● **WHAT YOU SHOULD DO**
Quote the listing in full, exactly as given, minus any pictures.

● **PROVIDED MATERIAL**
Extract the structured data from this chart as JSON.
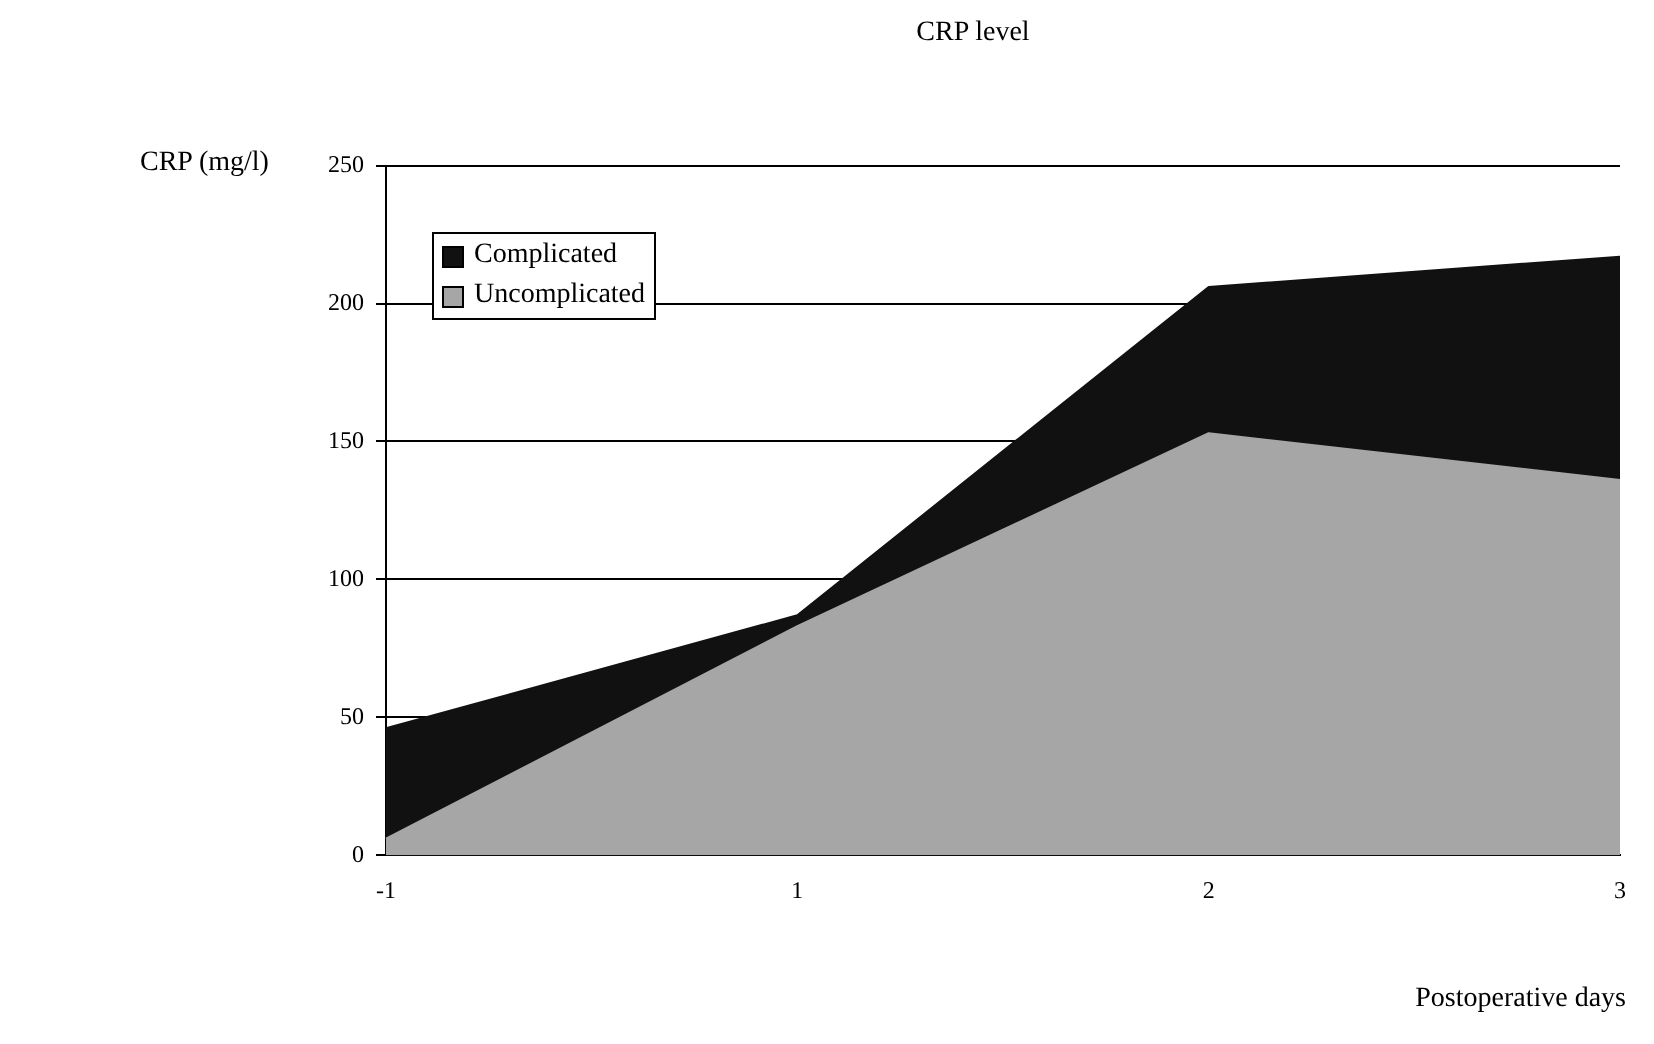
{
  "chart_data": {
    "type": "area",
    "title": "CRP level",
    "xlabel": "Postoperative days",
    "ylabel": "CRP (mg/l)",
    "categories": [
      "-1",
      "1",
      "2",
      "3"
    ],
    "series": [
      {
        "name": "Complicated",
        "color": "#111111",
        "values": [
          46,
          87,
          206,
          217
        ]
      },
      {
        "name": "Uncomplicated",
        "color": "#a6a6a6",
        "values": [
          6,
          83,
          153,
          136
        ]
      }
    ],
    "ylim": [
      0,
      250
    ],
    "yticks": [
      0,
      50,
      100,
      150,
      200,
      250
    ],
    "grid": "y",
    "legend": "top left"
  }
}
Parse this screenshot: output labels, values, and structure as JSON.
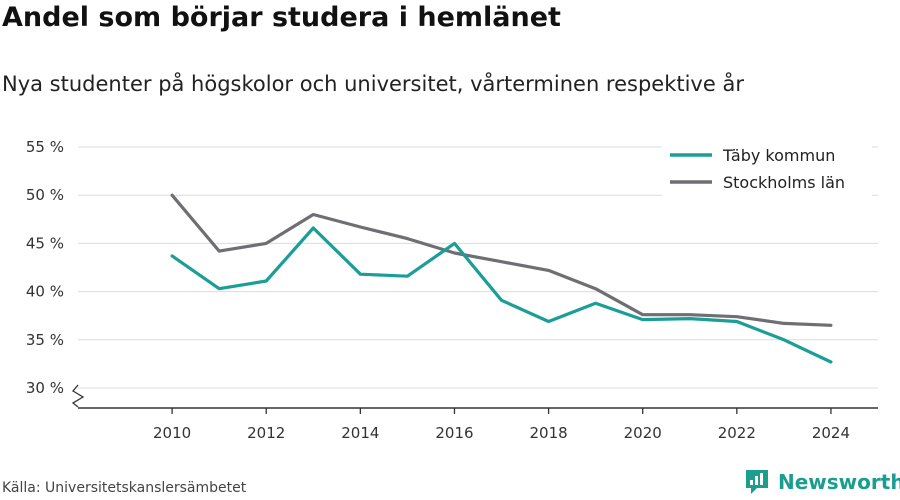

● **RESPONSE TO THIS TASK**
Extract the structured data from this chart as JSON.
{
  "chart_data": {
    "type": "area",
    "title": "CRP level",
    "xlabel": "Postoperative days",
    "ylabel": "CRP (mg/l)",
    "categories": [
      "-1",
      "1",
      "2",
      "3"
    ],
    "series": [
      {
        "name": "Complicated",
        "color": "#111111",
        "values": [
          46,
          87,
          206,
          217
        ]
      },
      {
        "name": "Uncomplicated",
        "color": "#a6a6a6",
        "values": [
          6,
          83,
          153,
          136
        ]
      }
    ],
    "ylim": [
      0,
      250
    ],
    "yticks": [
      0,
      50,
      100,
      150,
      200,
      250
    ],
    "grid": "y",
    "legend": "top left"
  }
}
Parse this screenshot: output labels, values, and structure as JSON.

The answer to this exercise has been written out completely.